• [Your instructions]: Drop the pictures, then extract the listing word for word.

• [Data provided]:
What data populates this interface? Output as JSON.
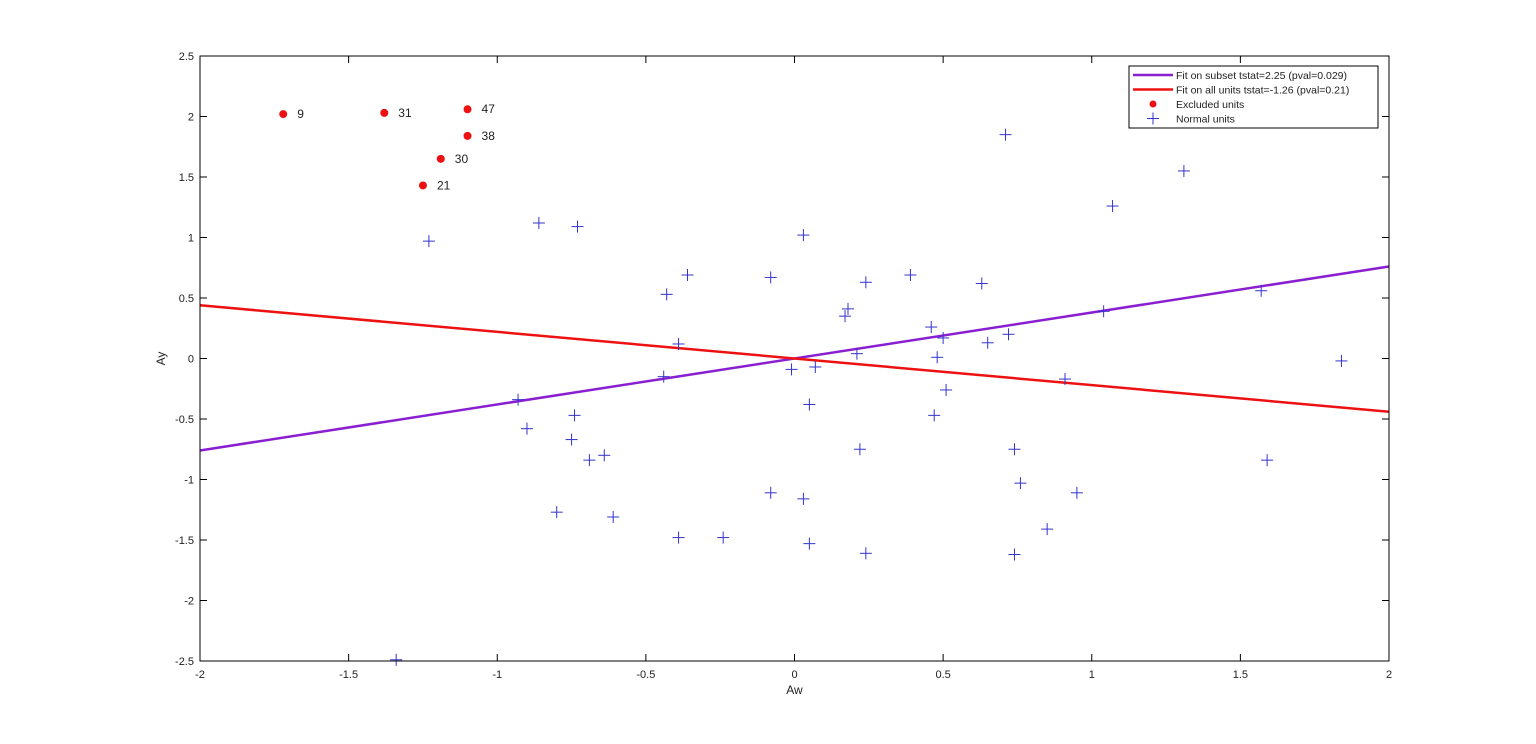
{
  "chart_data": {
    "type": "scatter",
    "xlabel": "Aw",
    "ylabel": "Ay",
    "xlim": [
      -2,
      2
    ],
    "ylim": [
      -2.5,
      2.5
    ],
    "xticks": [
      "-2",
      "-1.5",
      "-1",
      "-0.5",
      "0",
      "0.5",
      "1",
      "1.5",
      "2"
    ],
    "yticks": [
      "2.5",
      "2",
      "1.5",
      "1",
      "0.5",
      "0",
      "-0.5",
      "-1",
      "-1.5",
      "-2",
      "-2.5"
    ],
    "grid": false,
    "legend_position": "top-right",
    "fit_lines": [
      {
        "name": "Fit on subset tstat=2.25 (pval=0.029)",
        "color": "#8a1fd1",
        "slope": 0.38,
        "intercept": 0
      },
      {
        "name": "Fit on all units tstat=-1.26 (pval=0.21)",
        "color": "#ee1111",
        "slope": -0.22,
        "intercept": 0
      }
    ],
    "excluded_units": {
      "name": "Excluded units",
      "color": "#ee1111",
      "marker": "filled-circle",
      "points": [
        {
          "x": -1.72,
          "y": 2.02,
          "label": "9"
        },
        {
          "x": -1.38,
          "y": 2.03,
          "label": "31"
        },
        {
          "x": -1.1,
          "y": 2.06,
          "label": "47"
        },
        {
          "x": -1.1,
          "y": 1.84,
          "label": "38"
        },
        {
          "x": -1.19,
          "y": 1.65,
          "label": "30"
        },
        {
          "x": -1.25,
          "y": 1.43,
          "label": "21"
        }
      ]
    },
    "normal_units": {
      "name": "Normal units",
      "color": "#3333cc",
      "marker": "plus",
      "points": [
        {
          "x": -1.23,
          "y": 0.97
        },
        {
          "x": -0.86,
          "y": 1.12
        },
        {
          "x": -0.73,
          "y": 1.09
        },
        {
          "x": -0.36,
          "y": 0.69
        },
        {
          "x": -0.43,
          "y": 0.53
        },
        {
          "x": -0.39,
          "y": 0.12
        },
        {
          "x": -0.44,
          "y": -0.15
        },
        {
          "x": -0.93,
          "y": -0.34
        },
        {
          "x": -0.9,
          "y": -0.58
        },
        {
          "x": -0.74,
          "y": -0.47
        },
        {
          "x": -0.75,
          "y": -0.67
        },
        {
          "x": -0.69,
          "y": -0.84
        },
        {
          "x": -0.64,
          "y": -0.8
        },
        {
          "x": -0.8,
          "y": -1.27
        },
        {
          "x": -0.61,
          "y": -1.31
        },
        {
          "x": -0.39,
          "y": -1.48
        },
        {
          "x": -0.24,
          "y": -1.48
        },
        {
          "x": -0.08,
          "y": 0.67
        },
        {
          "x": 0.03,
          "y": 1.02
        },
        {
          "x": -0.01,
          "y": -0.09
        },
        {
          "x": 0.07,
          "y": -0.07
        },
        {
          "x": 0.05,
          "y": -0.38
        },
        {
          "x": -0.08,
          "y": -1.11
        },
        {
          "x": 0.03,
          "y": -1.16
        },
        {
          "x": 0.05,
          "y": -1.53
        },
        {
          "x": 0.17,
          "y": 0.35
        },
        {
          "x": 0.18,
          "y": 0.41
        },
        {
          "x": 0.24,
          "y": 0.63
        },
        {
          "x": 0.21,
          "y": 0.04
        },
        {
          "x": 0.22,
          "y": -0.75
        },
        {
          "x": 0.24,
          "y": -1.61
        },
        {
          "x": 0.39,
          "y": 0.69
        },
        {
          "x": 0.46,
          "y": 0.26
        },
        {
          "x": 0.5,
          "y": 0.17
        },
        {
          "x": 0.48,
          "y": 0.01
        },
        {
          "x": 0.51,
          "y": -0.26
        },
        {
          "x": 0.47,
          "y": -0.47
        },
        {
          "x": 0.63,
          "y": 0.62
        },
        {
          "x": 0.65,
          "y": 0.13
        },
        {
          "x": 0.72,
          "y": 0.2
        },
        {
          "x": 0.71,
          "y": 1.85
        },
        {
          "x": 0.74,
          "y": -0.75
        },
        {
          "x": 0.76,
          "y": -1.03
        },
        {
          "x": 0.74,
          "y": -1.62
        },
        {
          "x": 0.85,
          "y": -1.41
        },
        {
          "x": 0.91,
          "y": -0.17
        },
        {
          "x": 0.95,
          "y": -1.11
        },
        {
          "x": 1.04,
          "y": 0.39
        },
        {
          "x": 1.07,
          "y": 1.26
        },
        {
          "x": 1.31,
          "y": 1.55
        },
        {
          "x": 1.57,
          "y": 0.56
        },
        {
          "x": 1.59,
          "y": -0.84
        },
        {
          "x": 1.84,
          "y": -0.02
        },
        {
          "x": -1.34,
          "y": -2.49
        }
      ]
    }
  }
}
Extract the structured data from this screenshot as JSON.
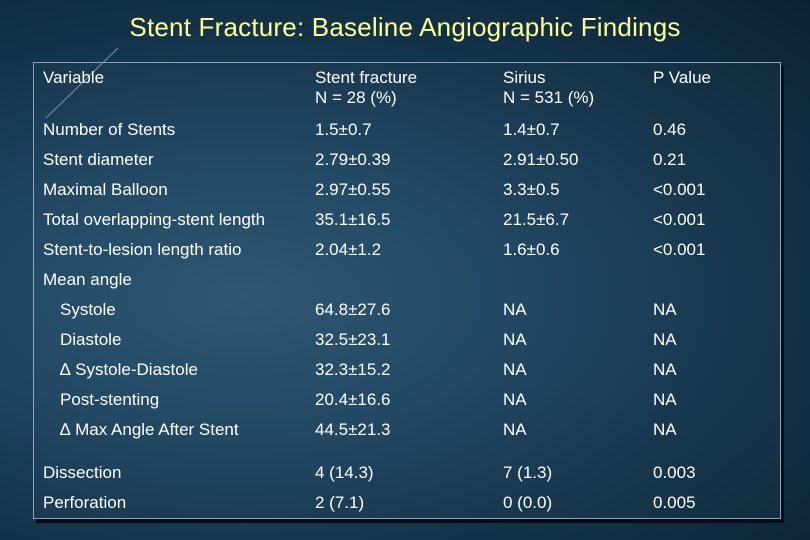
{
  "title": "Stent Fracture:  Baseline Angiographic Findings",
  "table": {
    "headers": [
      {
        "line1": "Variable",
        "line2": ""
      },
      {
        "line1": "Stent fracture",
        "line2": "N = 28 (%)"
      },
      {
        "line1": "Sirius",
        "line2": "N = 531 (%)"
      },
      {
        "line1": "P Value",
        "line2": ""
      }
    ],
    "rows": [
      {
        "label": "Number of Stents",
        "fracture": "1.5±0.7",
        "sirius": "1.4±0.7",
        "p": "0.46",
        "indent": false
      },
      {
        "label": "Stent diameter",
        "fracture": "2.79±0.39",
        "sirius": "2.91±0.50",
        "p": "0.21",
        "indent": false
      },
      {
        "label": "Maximal Balloon",
        "fracture": "2.97±0.55",
        "sirius": "3.3±0.5",
        "p": "<0.001",
        "indent": false
      },
      {
        "label": "Total overlapping-stent length",
        "fracture": "35.1±16.5",
        "sirius": "21.5±6.7",
        "p": "<0.001",
        "indent": false
      },
      {
        "label": "Stent-to-lesion length ratio",
        "fracture": "2.04±1.2",
        "sirius": "1.6±0.6",
        "p": "<0.001",
        "indent": false
      },
      {
        "label": "Mean angle",
        "fracture": "",
        "sirius": "",
        "p": "",
        "indent": false
      },
      {
        "label": "Systole",
        "fracture": "64.8±27.6",
        "sirius": "NA",
        "p": "NA",
        "indent": true
      },
      {
        "label": "Diastole",
        "fracture": "32.5±23.1",
        "sirius": "NA",
        "p": "NA",
        "indent": true
      },
      {
        "label": "∆ Systole-Diastole",
        "fracture": "32.3±15.2",
        "sirius": "NA",
        "p": "NA",
        "indent": true
      },
      {
        "label": "Post-stenting",
        "fracture": "20.4±16.6",
        "sirius": "NA",
        "p": "NA",
        "indent": true
      },
      {
        "label": "∆ Max Angle After Stent",
        "fracture": "44.5±21.3",
        "sirius": "NA",
        "p": "NA",
        "indent": true
      },
      {
        "label": "Dissection",
        "fracture": "4 (14.3)",
        "sirius": "7 (1.3)",
        "p": "0.003",
        "indent": false
      },
      {
        "label": "Perforation",
        "fracture": "2 (7.1)",
        "sirius": "0 (0.0)",
        "p": "0.005",
        "indent": false
      }
    ]
  }
}
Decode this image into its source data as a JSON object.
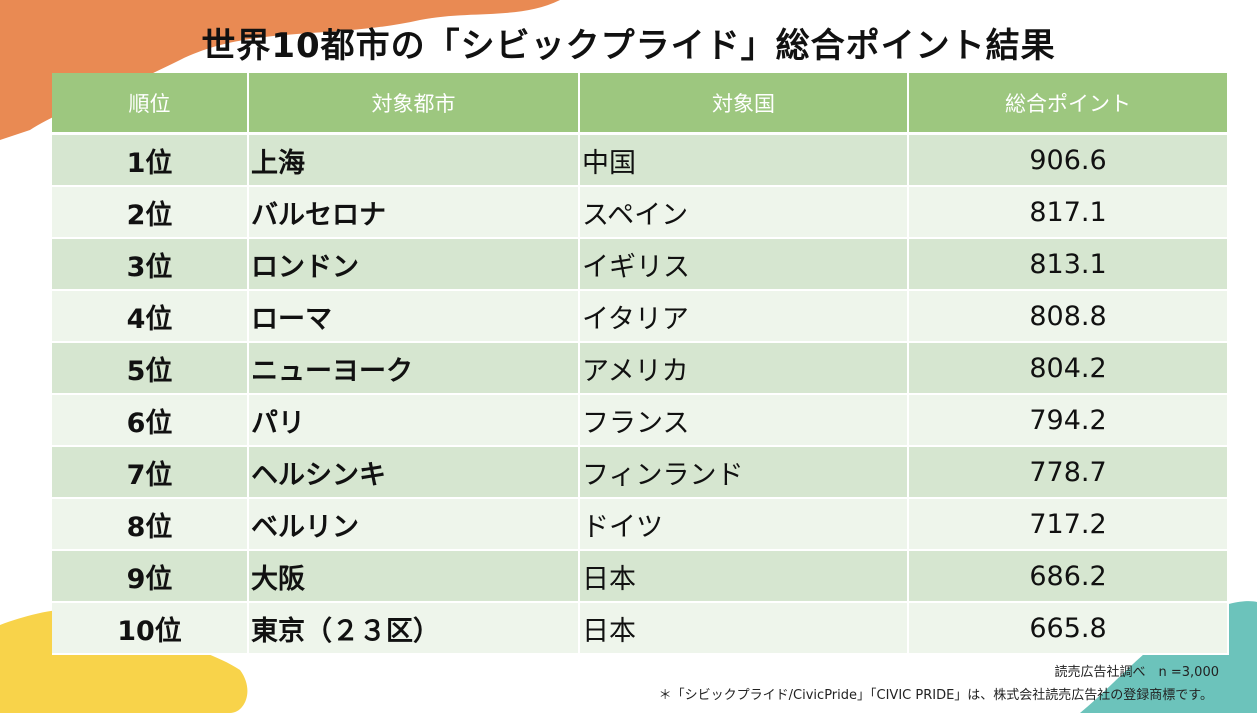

• [Result of this task]:
What data populates this interface? Output as JSON.
{
  "chart_data": {
    "type": "scatter",
    "xlabel": "Aw",
    "ylabel": "Ay",
    "xlim": [
      -2,
      2
    ],
    "ylim": [
      -2.5,
      2.5
    ],
    "xticks": [
      "-2",
      "-1.5",
      "-1",
      "-0.5",
      "0",
      "0.5",
      "1",
      "1.5",
      "2"
    ],
    "yticks": [
      "2.5",
      "2",
      "1.5",
      "1",
      "0.5",
      "0",
      "-0.5",
      "-1",
      "-1.5",
      "-2",
      "-2.5"
    ],
    "grid": false,
    "legend_position": "top-right",
    "fit_lines": [
      {
        "name": "Fit on subset tstat=2.25 (pval=0.029)",
        "color": "#8a1fd1",
        "slope": 0.38,
        "intercept": 0
      },
      {
        "name": "Fit on all units tstat=-1.26 (pval=0.21)",
        "color": "#ee1111",
        "slope": -0.22,
        "intercept": 0
      }
    ],
    "excluded_units": {
      "name": "Excluded units",
      "color": "#ee1111",
      "marker": "filled-circle",
      "points": [
        {
          "x": -1.72,
          "y": 2.02,
          "label": "9"
        },
        {
          "x": -1.38,
          "y": 2.03,
          "label": "31"
        },
        {
          "x": -1.1,
          "y": 2.06,
          "label": "47"
        },
        {
          "x": -1.1,
          "y": 1.84,
          "label": "38"
        },
        {
          "x": -1.19,
          "y": 1.65,
          "label": "30"
        },
        {
          "x": -1.25,
          "y": 1.43,
          "label": "21"
        }
      ]
    },
    "normal_units": {
      "name": "Normal units",
      "color": "#3333cc",
      "marker": "plus",
      "points": [
        {
          "x": -1.23,
          "y": 0.97
        },
        {
          "x": -0.86,
          "y": 1.12
        },
        {
          "x": -0.73,
          "y": 1.09
        },
        {
          "x": -0.36,
          "y": 0.69
        },
        {
          "x": -0.43,
          "y": 0.53
        },
        {
          "x": -0.39,
          "y": 0.12
        },
        {
          "x": -0.44,
          "y": -0.15
        },
        {
          "x": -0.93,
          "y": -0.34
        },
        {
          "x": -0.9,
          "y": -0.58
        },
        {
          "x": -0.74,
          "y": -0.47
        },
        {
          "x": -0.75,
          "y": -0.67
        },
        {
          "x": -0.69,
          "y": -0.84
        },
        {
          "x": -0.64,
          "y": -0.8
        },
        {
          "x": -0.8,
          "y": -1.27
        },
        {
          "x": -0.61,
          "y": -1.31
        },
        {
          "x": -0.39,
          "y": -1.48
        },
        {
          "x": -0.24,
          "y": -1.48
        },
        {
          "x": -0.08,
          "y": 0.67
        },
        {
          "x": 0.03,
          "y": 1.02
        },
        {
          "x": -0.01,
          "y": -0.09
        },
        {
          "x": 0.07,
          "y": -0.07
        },
        {
          "x": 0.05,
          "y": -0.38
        },
        {
          "x": -0.08,
          "y": -1.11
        },
        {
          "x": 0.03,
          "y": -1.16
        },
        {
          "x": 0.05,
          "y": -1.53
        },
        {
          "x": 0.17,
          "y": 0.35
        },
        {
          "x": 0.18,
          "y": 0.41
        },
        {
          "x": 0.24,
          "y": 0.63
        },
        {
          "x": 0.21,
          "y": 0.04
        },
        {
          "x": 0.22,
          "y": -0.75
        },
        {
          "x": 0.24,
          "y": -1.61
        },
        {
          "x": 0.39,
          "y": 0.69
        },
        {
          "x": 0.46,
          "y": 0.26
        },
        {
          "x": 0.5,
          "y": 0.17
        },
        {
          "x": 0.48,
          "y": 0.01
        },
        {
          "x": 0.51,
          "y": -0.26
        },
        {
          "x": 0.47,
          "y": -0.47
        },
        {
          "x": 0.63,
          "y": 0.62
        },
        {
          "x": 0.65,
          "y": 0.13
        },
        {
          "x": 0.72,
          "y": 0.2
        },
        {
          "x": 0.71,
          "y": 1.85
        },
        {
          "x": 0.74,
          "y": -0.75
        },
        {
          "x": 0.76,
          "y": -1.03
        },
        {
          "x": 0.74,
          "y": -1.62
        },
        {
          "x": 0.85,
          "y": -1.41
        },
        {
          "x": 0.91,
          "y": -0.17
        },
        {
          "x": 0.95,
          "y": -1.11
        },
        {
          "x": 1.04,
          "y": 0.39
        },
        {
          "x": 1.07,
          "y": 1.26
        },
        {
          "x": 1.31,
          "y": 1.55
        },
        {
          "x": 1.57,
          "y": 0.56
        },
        {
          "x": 1.59,
          "y": -0.84
        },
        {
          "x": 1.84,
          "y": -0.02
        },
        {
          "x": -1.34,
          "y": -2.49
        }
      ]
    }
  }
}
Extract the structured data from this screenshot as JSON.
{
  "title": "Stent Fracture:  Baseline Angiographic Findings",
  "table": {
    "headers": [
      {
        "line1": "Variable",
        "line2": ""
      },
      {
        "line1": "Stent fracture",
        "line2": "N = 28 (%)"
      },
      {
        "line1": "Sirius",
        "line2": "N = 531 (%)"
      },
      {
        "line1": "P Value",
        "line2": ""
      }
    ],
    "rows": [
      {
        "label": "Number of Stents",
        "fracture": "1.5±0.7",
        "sirius": "1.4±0.7",
        "p": "0.46",
        "indent": false
      },
      {
        "label": "Stent diameter",
        "fracture": "2.79±0.39",
        "sirius": "2.91±0.50",
        "p": "0.21",
        "indent": false
      },
      {
        "label": "Maximal Balloon",
        "fracture": "2.97±0.55",
        "sirius": "3.3±0.5",
        "p": "<0.001",
        "indent": false
      },
      {
        "label": "Total overlapping-stent length",
        "fracture": "35.1±16.5",
        "sirius": "21.5±6.7",
        "p": "<0.001",
        "indent": false
      },
      {
        "label": "Stent-to-lesion length ratio",
        "fracture": "2.04±1.2",
        "sirius": "1.6±0.6",
        "p": "<0.001",
        "indent": false
      },
      {
        "label": "Mean angle",
        "fracture": "",
        "sirius": "",
        "p": "",
        "indent": false
      },
      {
        "label": "Systole",
        "fracture": "64.8±27.6",
        "sirius": "NA",
        "p": "NA",
        "indent": true
      },
      {
        "label": "Diastole",
        "fracture": "32.5±23.1",
        "sirius": "NA",
        "p": "NA",
        "indent": true
      },
      {
        "label": "∆ Systole-Diastole",
        "fracture": "32.3±15.2",
        "sirius": "NA",
        "p": "NA",
        "indent": true
      },
      {
        "label": "Post-stenting",
        "fracture": "20.4±16.6",
        "sirius": "NA",
        "p": "NA",
        "indent": true
      },
      {
        "label": "∆ Max Angle After Stent",
        "fracture": "44.5±21.3",
        "sirius": "NA",
        "p": "NA",
        "indent": true
      },
      {
        "label": "Dissection",
        "fracture": "4 (14.3)",
        "sirius": "7 (1.3)",
        "p": "0.003",
        "indent": false
      },
      {
        "label": "Perforation",
        "fracture": "2 (7.1)",
        "sirius": "0 (0.0)",
        "p": "0.005",
        "indent": false
      }
    ]
  }
}
Decode this image into its source data as a JSON object.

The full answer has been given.